Aim: Can you rewrite the part that opens with the line containing "list-item[interactable]: ΒΛΑΣΗ 8/7-2018" and closes with the line containing "file-type: Φάκελος αρχείων: [170, 327, 214, 334]", both included, as a Markdown table with the columns No. and Line, giving each line a row number and leaving out blank lines?

Record list:
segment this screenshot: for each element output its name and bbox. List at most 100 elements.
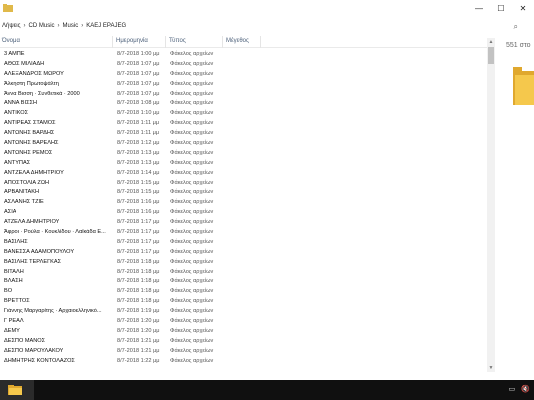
list-item[interactable]: ΒΛΑΣΗ 8/7-2018 1:18 μμ Φάκελος αρχείων: [0, 277, 487, 287]
column-header-name[interactable]: Όνομα: [2, 38, 20, 44]
breadcrumb: Λήψεις › CD Music › Music › KAEJ EPAJEG: [2, 23, 126, 29]
list-item[interactable]: ΒΑΣΙΛΗΣ 8/7-2018 1:17 μμ Φάκελος αρχείων: [0, 238, 487, 248]
file-name: ΑΝΤΩΝΗΣ ΒΑΡΕΛΗΣ: [4, 140, 59, 147]
list-item[interactable]: ΔΕΣΠΟ ΜΑΡΟΥΛΑΚΟΥ 8/7-2018 1:21 μμ Φάκελος …: [0, 347, 487, 357]
file-name: ΑΝΤΩΝΗΣ ΒΑΡΔΗΣ: [4, 130, 55, 137]
list-item[interactable]: ΑΝΤΙΡΕΑΣ ΣΤΑΜΟΣ 8/7-2018 1:11 μμ Φάκελος α…: [0, 119, 487, 129]
file-date: 8/7-2018 1:15 μμ: [117, 179, 160, 186]
title-bar: — ☐ ✕: [0, 0, 534, 17]
file-type: Φάκελος αρχείων: [170, 327, 214, 334]
close-button[interactable]: ✕: [512, 0, 534, 17]
file-date: 8/7-2018 1:20 μμ: [117, 327, 160, 334]
maximize-button[interactable]: ☐: [490, 0, 512, 17]
list-item[interactable]: ΑΣΛΑΝΗΣ ΤΖΙΕ 8/7-2018 1:16 μμ Φάκελος αρχε…: [0, 198, 487, 208]
scroll-down-arrow-icon[interactable]: ▼: [487, 364, 495, 372]
list-item[interactable]: ΔΗΜΗΤΡΗΣ ΚΟΝΤΟΛΑΖΟΣ 8/7-2018 1:22 μμ Φάκελ…: [0, 357, 487, 367]
file-name: ΑΡΒΑΝΙΤΑΚΗ: [4, 189, 40, 196]
list-item[interactable]: ΑΘΩΣ ΜΙΛΙΑΔΗ 8/7-2018 1:07 μμ Φάκελος αρχε…: [0, 60, 487, 70]
file-explorer-taskbar-button[interactable]: [0, 380, 34, 400]
list-item[interactable]: ΑΝΤΩΝΗΣ ΒΑΡΕΛΗΣ 8/7-2018 1:12 μμ Φάκελος α…: [0, 139, 487, 149]
minimize-button[interactable]: —: [468, 0, 490, 17]
search-icon[interactable]: ⌕: [514, 22, 518, 32]
list-item[interactable]: ΔΕΣΠΟ ΜΑΝΟΣ 8/7-2018 1:21 μμ Φάκελος αρχεί…: [0, 337, 487, 347]
speaker-muted-icon[interactable]: 🔇: [521, 385, 530, 393]
scrollbar-thumb[interactable]: [488, 47, 494, 64]
file-date: 8/7-2018 1:17 μμ: [117, 219, 160, 226]
file-date: 8/7-2018 1:07 μμ: [117, 60, 160, 67]
column-divider[interactable]: [165, 36, 166, 48]
file-type: Φάκελος αρχείων: [170, 318, 214, 325]
file-type: Φάκελος αρχείων: [170, 278, 214, 285]
taskbar: ▭ 🔇: [0, 380, 534, 400]
file-name: Γιάννης Μαργαρίτης · Αρχαιοελληνικό...: [4, 308, 102, 315]
breadcrumb-item[interactable]: KAEJ EPAJEG: [86, 23, 126, 29]
file-date: 8/7-2018 1:17 μμ: [117, 238, 160, 245]
list-item[interactable]: ΑΝΤΥΠΑΣ 8/7-2018 1:13 μμ Φάκελος αρχείων: [0, 159, 487, 169]
file-type: Φάκελος αρχείων: [170, 51, 214, 57]
chevron-right-icon: ›: [81, 23, 84, 29]
column-divider[interactable]: [222, 36, 223, 48]
column-divider[interactable]: [112, 36, 113, 48]
list-item[interactable]: ΑΛΕΞΑΝΔΡΟΣ ΜΩΡΟΥ 8/7-2018 1:07 μμ Φάκελος …: [0, 70, 487, 80]
column-header-size[interactable]: Μέγεθος: [226, 38, 249, 44]
file-name: ΔΕΣΠΟ ΜΑΡΟΥΛΑΚΟΥ: [4, 347, 64, 354]
file-type: Φάκελος αρχείων: [170, 159, 214, 166]
list-item[interactable]: ΑΝΤΩΝΗΣ ΒΑΡΔΗΣ 8/7-2018 1:11 μμ Φάκελος αρ…: [0, 129, 487, 139]
file-name: ΑΣΛΑΝΗΣ ΤΖΙΕ: [4, 199, 44, 206]
file-type: Φάκελος αρχείων: [170, 248, 214, 255]
file-type: Φάκελος αρχείων: [170, 60, 214, 67]
list-item[interactable]: ΑΝΤΖΕΛΑ ΔΗΜΗΤΡΙΟΥ 8/7-2018 1:14 μμ Φάκελος…: [0, 169, 487, 179]
file-name: ΒΟ: [4, 288, 13, 295]
column-header-date[interactable]: Ημερομηνία: [116, 38, 148, 44]
file-date: 8/7-2018 1:21 μμ: [117, 347, 160, 354]
breadcrumb-item[interactable]: Music: [63, 23, 79, 29]
list-item[interactable]: ΑΡΒΑΝΙΤΑΚΗ 8/7-2018 1:15 μμ Φάκελος αρχείω…: [0, 188, 487, 198]
chevron-right-icon: ›: [23, 23, 26, 29]
file-name: ΒΛΑΣΗ: [4, 278, 23, 285]
column-header-type[interactable]: Τύπος: [169, 38, 186, 44]
list-item[interactable]: ΒΙΤΑΛΗ 8/7-2018 1:18 μμ Φάκελος αρχείων: [0, 268, 487, 278]
list-item[interactable]: Γιάννης Μαργαρίτης · Αρχαιοελληνικό... 8/…: [0, 307, 487, 317]
file-date: 8/7-2018 1:07 μμ: [117, 90, 160, 97]
file-name: ΒΑΣΙΛΗΣ ΤΕΡΛΕΓΚΑΣ: [4, 258, 62, 265]
scroll-up-arrow-icon[interactable]: ▲: [487, 38, 495, 46]
breadcrumb-item[interactable]: CD Music: [29, 23, 55, 29]
list-item[interactable]: Άννα Βισση · Συνθετικά · 2000 8/7-2018 1:…: [0, 90, 487, 100]
file-type: Φάκελος αρχείων: [170, 209, 214, 216]
file-name: ΑΝΤΩΝΗΣ ΡΕΜΟΣ: [4, 149, 53, 156]
file-type: Φάκελος αρχείων: [170, 130, 214, 137]
breadcrumb-item[interactable]: Λήψεις: [2, 23, 21, 29]
list-item[interactable]: Άλκηστη Πρωτοψάλτη 8/7-2018 1:07 μμ Φάκελο…: [0, 80, 487, 90]
address-bar[interactable]: Λήψεις › CD Music › Music › KAEJ EPAJEG …: [0, 20, 534, 36]
list-item[interactable]: ΑΤΖΕΛΑ ΔΗΜΗΤΡΙΟΥ 8/7-2018 1:17 μμ Φάκελος …: [0, 218, 487, 228]
file-name: ΔΗΜΗΤΡΗΣ ΚΟΝΤΟΛΑΖΟΣ: [4, 357, 75, 364]
list-item[interactable]: ΒΡΕΤΤΟΣ 8/7-2018 1:18 μμ Φάκελος αρχείων: [0, 297, 487, 307]
list-item[interactable]: ΒΟ 8/7-2018 1:18 μμ Φάκελος αρχείων: [0, 287, 487, 297]
list-item[interactable]: ΑΣΙΑ 8/7-2018 1:16 μμ Φάκελος αρχείων: [0, 208, 487, 218]
list-item[interactable]: 3 ΑΜΠΕ 8/7-2018 1:00 μμ Φάκελος αρχείων: [0, 50, 487, 60]
chevron-right-icon: ›: [57, 23, 60, 29]
file-date: 8/7-2018 1:10 μμ: [117, 110, 160, 117]
list-item[interactable]: Γ ΡΕΑΛ 8/7-2018 1:20 μμ Φάκελος αρχείων: [0, 317, 487, 327]
file-type: Φάκελος αρχείων: [170, 140, 214, 147]
file-date: 8/7-2018 1:17 μμ: [117, 248, 160, 255]
list-item[interactable]: ΒΑΣΙΛΗΣ ΤΕΡΛΕΓΚΑΣ 8/7-2018 1:18 μμ Φάκελος…: [0, 258, 487, 268]
file-date: 8/7-2018 1:11 μμ: [117, 130, 160, 137]
file-name: ΑΝΤΙΡΕΑΣ ΣΤΑΜΟΣ: [4, 120, 56, 127]
list-item[interactable]: Άφροι · Ρούλα · Κουκλίδου · Λαϊκάδα Ε...…: [0, 228, 487, 238]
file-type: Φάκελος αρχείων: [170, 308, 214, 315]
file-date: 8/7-2018 1:22 μμ: [117, 357, 160, 364]
file-date: 8/7-2018 1:16 μμ: [117, 199, 160, 206]
column-divider[interactable]: [260, 36, 261, 48]
list-item[interactable]: ΑΝΤΩΝΗΣ ΡΕΜΟΣ 8/7-2018 1:13 μμ Φάκελος αρχ…: [0, 149, 487, 159]
list-item[interactable]: ΒΑΝΕΣΣΑ ΑΔΑΜΟΠΟΥΛΟΥ 8/7-2018 1:17 μμ Φάκελ…: [0, 248, 487, 258]
list-item[interactable]: ΑΠΟΣΤΟΛΙΑ ΖΩΗ 8/7-2018 1:15 μμ Φάκελος αρχ…: [0, 179, 487, 189]
vertical-scrollbar[interactable]: ▲ ▼: [487, 38, 495, 372]
file-type: Φάκελος αρχείων: [170, 357, 214, 364]
list-item[interactable]: ΑΝΝΑ ΒΙΣΣΗ 8/7-2018 1:08 μμ Φάκελος αρχείω…: [0, 99, 487, 109]
file-date: 8/7-2018 1:07 μμ: [117, 80, 160, 87]
list-item[interactable]: ΔΕΜΥ 8/7-2018 1:20 μμ Φάκελος αρχείων: [0, 327, 487, 337]
list-item[interactable]: ΑΝΤΙΚΟΣ 8/7-2018 1:10 μμ Φάκελος αρχείων: [0, 109, 487, 119]
notification-icon[interactable]: ▭: [509, 385, 516, 393]
file-date: 8/7-2018 1:12 μμ: [117, 140, 160, 147]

Reply:
| No. | Line |
|---|---|
| 1 | list-item[interactable]: ΒΛΑΣΗ 8/7-2018 1:18 μμ Φάκελος αρχείων: [0, 277, 487, 287] |
| 2 | column-header-name[interactable]: Όνομα: [2, 38, 20, 44] |
| 3 | breadcrumb: Λήψεις › CD Music › Music › KAEJ EPAJEG: [2, 23, 126, 29] |
| 4 | list-item[interactable]: ΒΑΣΙΛΗΣ 8/7-2018 1:17 μμ Φάκελος αρχείων: [0, 238, 487, 248] |
| 5 | file-name: ΑΝΤΩΝΗΣ ΒΑΡΕΛΗΣ: [4, 140, 59, 147] |
| 6 | list-item[interactable]: ΔΕΣΠΟ ΜΑΡΟΥΛΑΚΟΥ 8/7-2018 1:21 μμ Φάκελος …: [0, 347, 487, 357] |
| 7 | file-name: ΑΝΤΩΝΗΣ ΒΑΡΔΗΣ: [4, 130, 55, 137] |
| 8 | list-item[interactable]: ΑΝΤΙΡΕΑΣ ΣΤΑΜΟΣ 8/7-2018 1:11 μμ Φάκελος α…: [0, 119, 487, 129] |
| 9 | file-date: 8/7-2018 1:15 μμ: [117, 179, 160, 186] |
| 10 | title-bar: — ☐ ✕: [0, 0, 534, 17] |
| 11 | file-type: Φάκελος αρχείων: [170, 327, 214, 334] |